§ **DATA**:
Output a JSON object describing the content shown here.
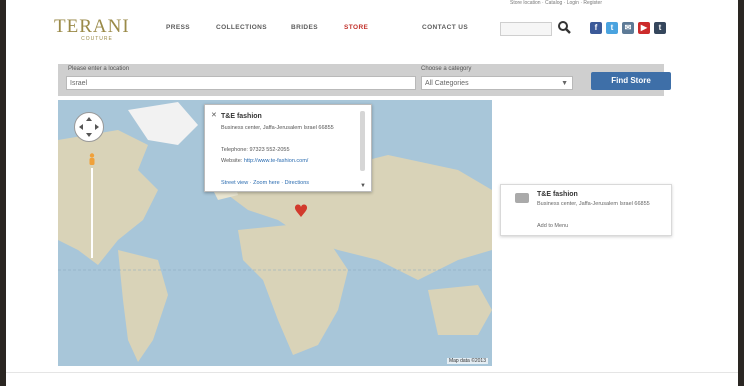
{
  "header": {
    "logo": {
      "brand": "TERANI",
      "sub": "COUTURE"
    },
    "topright_text": "Store location · Catalog · Login · Register",
    "nav": [
      "PRESS",
      "COLLECTIONS",
      "BRIDES",
      "STORE"
    ]
  },
  "colors": {
    "accent": "#c2302a",
    "button": "#3e6fa8",
    "brand": "#9a8a48",
    "map_water": "#a8c6d9",
    "map_land": "#d9d3b8"
  },
  "filter": {
    "location_label": "Please enter a location",
    "location_value": "Israel",
    "category_label": "Choose a category",
    "category_value": "All Categories",
    "find_label": "Find Store"
  },
  "map": {
    "info": {
      "title": "T&E fashion",
      "address": "Business center, Jaffa-Jerusalem Israel 66855",
      "phone": "Telephone: 97323 552-2055",
      "website_label": "Website:",
      "website_value": "http://www.te-fashion.com/",
      "links": "Street view · Zoom here · Directions"
    },
    "credit": "Map data ©2013"
  },
  "result": {
    "name": "T&E fashion",
    "address": "Business center, Jaffa-Jerusalem Israel 66855",
    "more": "Add to Menu"
  },
  "icons": [
    "search-icon",
    "facebook-icon",
    "twitter-icon",
    "email-icon",
    "youtube-icon",
    "tumblr-icon",
    "map-marker-icon",
    "pan-control-icon",
    "pegman-icon"
  ]
}
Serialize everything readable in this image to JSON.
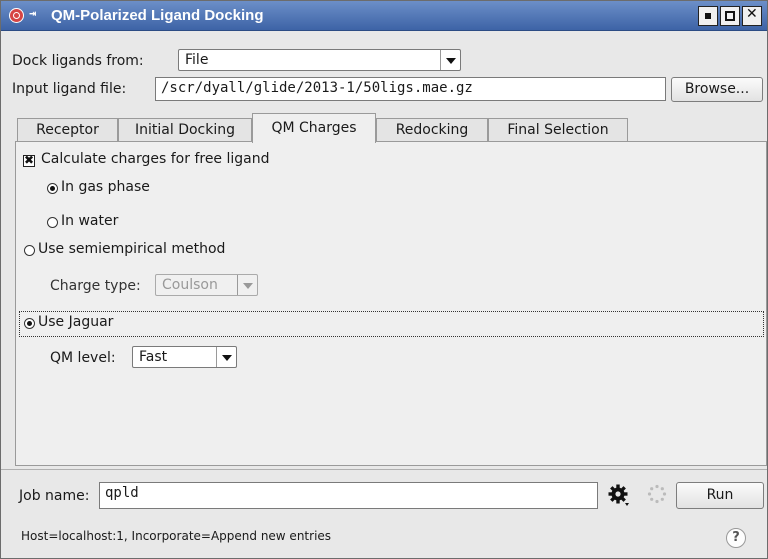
{
  "window": {
    "title": "QM-Polarized Ligand Docking"
  },
  "source": {
    "label": "Dock ligands from:",
    "selected": "File",
    "file_label": "Input ligand file:",
    "file_value": "/scr/dyall/glide/2013-1/50ligs.mae.gz",
    "browse_label": "Browse..."
  },
  "tabs": [
    {
      "label": "Receptor",
      "active": false
    },
    {
      "label": "Initial Docking",
      "active": false
    },
    {
      "label": "QM Charges",
      "active": true
    },
    {
      "label": "Redocking",
      "active": false
    },
    {
      "label": "Final Selection",
      "active": false
    }
  ],
  "qm_charges": {
    "calc_free_ligand": {
      "label": "Calculate charges for free ligand",
      "checked": true
    },
    "gas_phase": {
      "label": "In gas phase",
      "checked": true
    },
    "water": {
      "label": "In water",
      "checked": false
    },
    "semiempirical": {
      "label": "Use semiempirical method",
      "checked": false
    },
    "charge_type": {
      "label": "Charge type:",
      "selected": "Coulson"
    },
    "jaguar": {
      "label": "Use Jaguar",
      "checked": true
    },
    "qm_level": {
      "label": "QM level:",
      "selected": "Fast"
    }
  },
  "footer": {
    "job_name_label": "Job name:",
    "job_name_value": "qpld",
    "run_label": "Run",
    "status_text": "Host=localhost:1, Incorporate=Append new entries",
    "help_glyph": "?"
  },
  "icons": {
    "settings": "gear-icon",
    "progress": "spinner-icon",
    "help": "help-icon"
  }
}
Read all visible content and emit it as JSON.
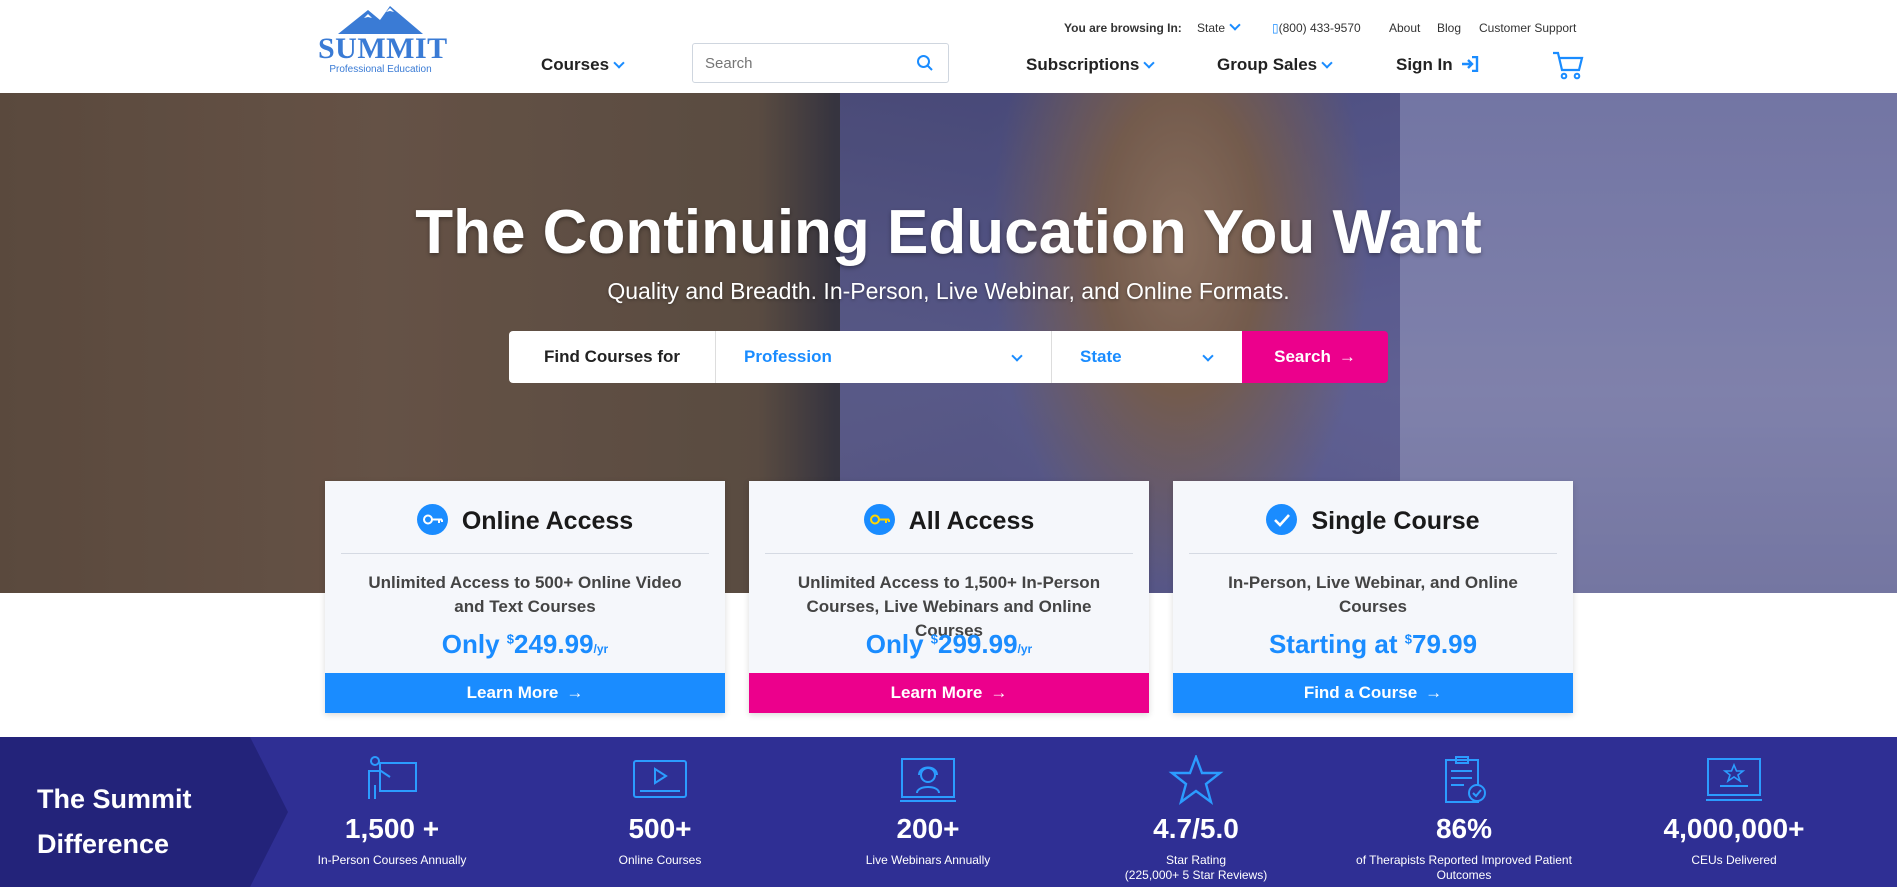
{
  "header": {
    "logo_text": "SUMMIT",
    "logo_sub": "Professional Education",
    "browsing_label": "You are browsing In:",
    "state_select": "State",
    "phone": "(800) 433-9570",
    "about": "About",
    "blog": "Blog",
    "support": "Customer Support",
    "nav": {
      "courses": "Courses",
      "subscriptions": "Subscriptions",
      "group_sales": "Group Sales",
      "sign_in": "Sign In"
    },
    "search_placeholder": "Search"
  },
  "hero": {
    "title": "The Continuing Education You Want",
    "subtitle": "Quality and Breadth. In-Person, Live Webinar, and Online Formats.",
    "finder": {
      "label": "Find Courses for",
      "profession": "Profession",
      "state": "State",
      "button": "Search"
    }
  },
  "cards": [
    {
      "title": "Online Access",
      "desc": "Unlimited Access to 500+ Online Video and Text Courses",
      "price_prefix": "Only",
      "price": "249.99",
      "price_suffix": "/yr",
      "cta": "Learn More",
      "cta_color": "#1a8cff"
    },
    {
      "title": "All Access",
      "desc": "Unlimited Access to 1,500+ In-Person Courses, Live Webinars and Online Courses",
      "price_prefix": "Only",
      "price": "299.99",
      "price_suffix": "/yr",
      "cta": "Learn More",
      "cta_color": "#ec008c"
    },
    {
      "title": "Single Course",
      "desc": "In-Person, Live Webinar, and Online Courses",
      "price_prefix": "Starting at",
      "price": "79.99",
      "price_suffix": "",
      "cta": "Find a Course",
      "cta_color": "#1a8cff"
    }
  ],
  "difference": {
    "title_line1": "The Summit",
    "title_line2": "Difference",
    "stats": [
      {
        "icon": "presenter-icon",
        "num": "1,500 +",
        "label": "In-Person Courses Annually"
      },
      {
        "icon": "video-player-icon",
        "num": "500+",
        "label": "Online Courses"
      },
      {
        "icon": "webinar-headset-icon",
        "num": "200+",
        "label": "Live Webinars Annually"
      },
      {
        "icon": "star-icon",
        "num": "4.7/5.0",
        "label": "Star Rating",
        "label2": "(225,000+ 5 Star Reviews)"
      },
      {
        "icon": "clipboard-check-icon",
        "num": "86%",
        "label": "of Therapists Reported Improved Patient",
        "label2": "Outcomes"
      },
      {
        "icon": "certificate-icon",
        "num": "4,000,000+",
        "label": "CEUs Delivered"
      }
    ]
  },
  "colors": {
    "brand_blue": "#1a8cff",
    "brand_pink": "#ec008c",
    "band_navy": "#2f2f94"
  }
}
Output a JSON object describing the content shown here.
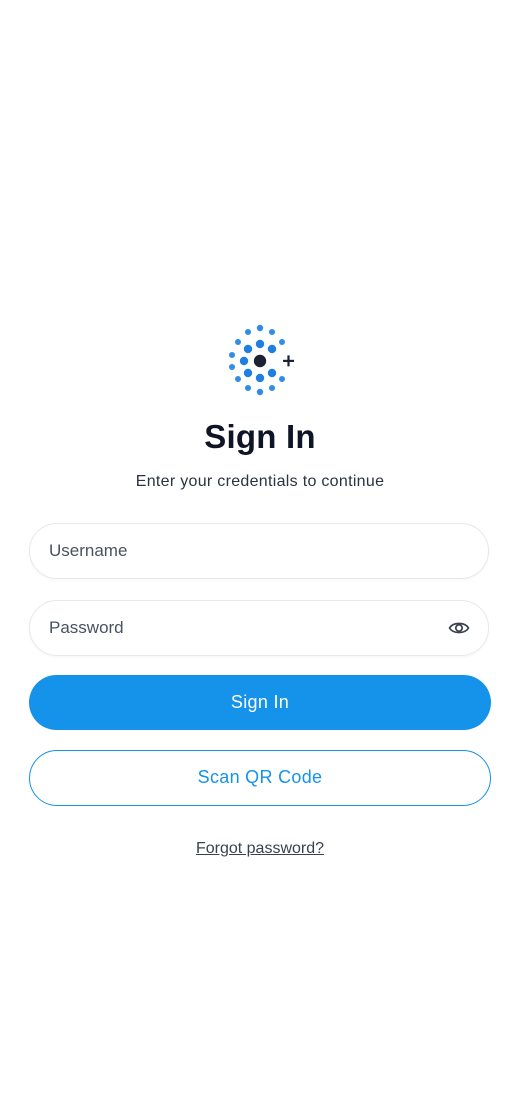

§ **PROBLEM DESCRIPTION**:
Images should not appear in the copy; retype the listing above exactly.

§ **RESPONSE TO THIS EXERCISE**:
Output a JSON object describing the content shown here.
{
  "header": {
    "logo": {
      "brand": "TERANI",
      "sub": "COUTURE"
    },
    "topright_text": "Store location · Catalog · Login · Register",
    "nav": [
      "PRESS",
      "COLLECTIONS",
      "BRIDES",
      "STORE"
    ]
  },
  "colors": {
    "accent": "#c2302a",
    "button": "#3e6fa8",
    "brand": "#9a8a48",
    "map_water": "#a8c6d9",
    "map_land": "#d9d3b8"
  },
  "filter": {
    "location_label": "Please enter a location",
    "location_value": "Israel",
    "category_label": "Choose a category",
    "category_value": "All Categories",
    "find_label": "Find Store"
  },
  "map": {
    "info": {
      "title": "T&E fashion",
      "address": "Business center, Jaffa-Jerusalem Israel 66855",
      "phone": "Telephone: 97323 552-2055",
      "website_label": "Website:",
      "website_value": "http://www.te-fashion.com/",
      "links": "Street view · Zoom here · Directions"
    },
    "credit": "Map data ©2013"
  },
  "result": {
    "name": "T&E fashion",
    "address": "Business center, Jaffa-Jerusalem Israel 66855",
    "more": "Add to Menu"
  },
  "icons": [
    "search-icon",
    "facebook-icon",
    "twitter-icon",
    "email-icon",
    "youtube-icon",
    "tumblr-icon",
    "map-marker-icon",
    "pan-control-icon",
    "pegman-icon"
  ]
}
Serialize everything readable in this image to JSON.
{
  "window": {
    "title": "QM-Polarized Ligand Docking"
  },
  "source": {
    "label": "Dock ligands from:",
    "selected": "File",
    "file_label": "Input ligand file:",
    "file_value": "/scr/dyall/glide/2013-1/50ligs.mae.gz",
    "browse_label": "Browse..."
  },
  "tabs": [
    {
      "label": "Receptor",
      "active": false
    },
    {
      "label": "Initial Docking",
      "active": false
    },
    {
      "label": "QM Charges",
      "active": true
    },
    {
      "label": "Redocking",
      "active": false
    },
    {
      "label": "Final Selection",
      "active": false
    }
  ],
  "qm_charges": {
    "calc_free_ligand": {
      "label": "Calculate charges for free ligand",
      "checked": true
    },
    "gas_phase": {
      "label": "In gas phase",
      "checked": true
    },
    "water": {
      "label": "In water",
      "checked": false
    },
    "semiempirical": {
      "label": "Use semiempirical method",
      "checked": false
    },
    "charge_type": {
      "label": "Charge type:",
      "selected": "Coulson"
    },
    "jaguar": {
      "label": "Use Jaguar",
      "checked": true
    },
    "qm_level": {
      "label": "QM level:",
      "selected": "Fast"
    }
  },
  "footer": {
    "job_name_label": "Job name:",
    "job_name_value": "qpld",
    "run_label": "Run",
    "status_text": "Host=localhost:1, Incorporate=Append new entries",
    "help_glyph": "?"
  },
  "icons": {
    "settings": "gear-icon",
    "progress": "spinner-icon",
    "help": "help-icon"
  }
}
Read all visible content and emit it as JSON.
{
  "header": {
    "logo_text": "SUMMIT",
    "logo_sub": "Professional Education",
    "browsing_label": "You are browsing In:",
    "state_select": "State",
    "phone": "(800) 433-9570",
    "about": "About",
    "blog": "Blog",
    "support": "Customer Support",
    "nav": {
      "courses": "Courses",
      "subscriptions": "Subscriptions",
      "group_sales": "Group Sales",
      "sign_in": "Sign In"
    },
    "search_placeholder": "Search"
  },
  "hero": {
    "title": "The Continuing Education You Want",
    "subtitle": "Quality and Breadth. In-Person, Live Webinar, and Online Formats.",
    "finder": {
      "label": "Find Courses for",
      "profession": "Profession",
      "state": "State",
      "button": "Search"
    }
  },
  "cards": [
    {
      "title": "Online Access",
      "desc": "Unlimited Access to 500+ Online Video and Text Courses",
      "price_prefix": "Only",
      "price": "249.99",
      "price_suffix": "/yr",
      "cta": "Learn More",
      "cta_color": "#1a8cff"
    },
    {
      "title": "All Access",
      "desc": "Unlimited Access to 1,500+ In-Person Courses, Live Webinars and Online Courses",
      "price_prefix": "Only",
      "price": "299.99",
      "price_suffix": "/yr",
      "cta": "Learn More",
      "cta_color": "#ec008c"
    },
    {
      "title": "Single Course",
      "desc": "In-Person, Live Webinar, and Online Courses",
      "price_prefix": "Starting at",
      "price": "79.99",
      "price_suffix": "",
      "cta": "Find a Course",
      "cta_color": "#1a8cff"
    }
  ],
  "difference": {
    "title_line1": "The Summit",
    "title_line2": "Difference",
    "stats": [
      {
        "icon": "presenter-icon",
        "num": "1,500 +",
        "label": "In-Person Courses Annually"
      },
      {
        "icon": "video-player-icon",
        "num": "500+",
        "label": "Online Courses"
      },
      {
        "icon": "webinar-headset-icon",
        "num": "200+",
        "label": "Live Webinars Annually"
      },
      {
        "icon": "star-icon",
        "num": "4.7/5.0",
        "label": "Star Rating",
        "label2": "(225,000+ 5 Star Reviews)"
      },
      {
        "icon": "clipboard-check-icon",
        "num": "86%",
        "label": "of Therapists Reported Improved Patient",
        "label2": "Outcomes"
      },
      {
        "icon": "certificate-icon",
        "num": "4,000,000+",
        "label": "CEUs Delivered"
      }
    ]
  },
  "colors": {
    "brand_blue": "#1a8cff",
    "brand_pink": "#ec008c",
    "band_navy": "#2f2f94"
  }
}
Output a JSON object describing the content shown here.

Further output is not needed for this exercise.